====== Records shown ======

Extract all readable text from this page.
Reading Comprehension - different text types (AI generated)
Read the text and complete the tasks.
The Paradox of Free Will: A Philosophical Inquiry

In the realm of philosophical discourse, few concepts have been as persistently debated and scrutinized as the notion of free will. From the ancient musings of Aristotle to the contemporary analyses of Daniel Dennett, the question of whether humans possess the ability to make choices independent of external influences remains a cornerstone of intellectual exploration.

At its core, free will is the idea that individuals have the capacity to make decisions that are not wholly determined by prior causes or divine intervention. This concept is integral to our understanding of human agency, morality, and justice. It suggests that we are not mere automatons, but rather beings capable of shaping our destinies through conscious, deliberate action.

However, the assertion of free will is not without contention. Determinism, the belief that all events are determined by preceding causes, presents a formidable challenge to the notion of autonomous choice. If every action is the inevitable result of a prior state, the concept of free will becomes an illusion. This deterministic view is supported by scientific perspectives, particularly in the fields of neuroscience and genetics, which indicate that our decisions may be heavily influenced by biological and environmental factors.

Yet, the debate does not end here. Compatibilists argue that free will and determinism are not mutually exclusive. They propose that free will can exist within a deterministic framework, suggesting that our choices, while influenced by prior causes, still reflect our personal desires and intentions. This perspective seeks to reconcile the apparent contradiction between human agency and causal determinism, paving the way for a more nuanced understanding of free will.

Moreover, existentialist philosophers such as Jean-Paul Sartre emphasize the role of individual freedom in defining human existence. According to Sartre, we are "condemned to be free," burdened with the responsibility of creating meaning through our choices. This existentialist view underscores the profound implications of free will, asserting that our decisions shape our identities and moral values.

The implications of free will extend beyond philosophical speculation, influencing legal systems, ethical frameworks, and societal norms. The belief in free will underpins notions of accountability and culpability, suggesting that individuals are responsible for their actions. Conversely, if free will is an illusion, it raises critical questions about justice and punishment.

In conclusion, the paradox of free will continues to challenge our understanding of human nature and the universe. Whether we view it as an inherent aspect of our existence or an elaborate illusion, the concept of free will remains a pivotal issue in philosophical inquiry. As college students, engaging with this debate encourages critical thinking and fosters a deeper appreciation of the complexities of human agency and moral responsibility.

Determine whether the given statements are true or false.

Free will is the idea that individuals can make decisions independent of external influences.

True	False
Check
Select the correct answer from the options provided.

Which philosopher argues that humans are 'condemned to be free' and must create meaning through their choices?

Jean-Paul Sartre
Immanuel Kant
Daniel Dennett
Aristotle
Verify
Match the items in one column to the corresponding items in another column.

======

Problem statement: Write out every line of the data that holds the word "text".

Full output:
Extract all readable text from this page.
Reading Comprehension - different text types (AI generated)
Read the text and complete the tasks.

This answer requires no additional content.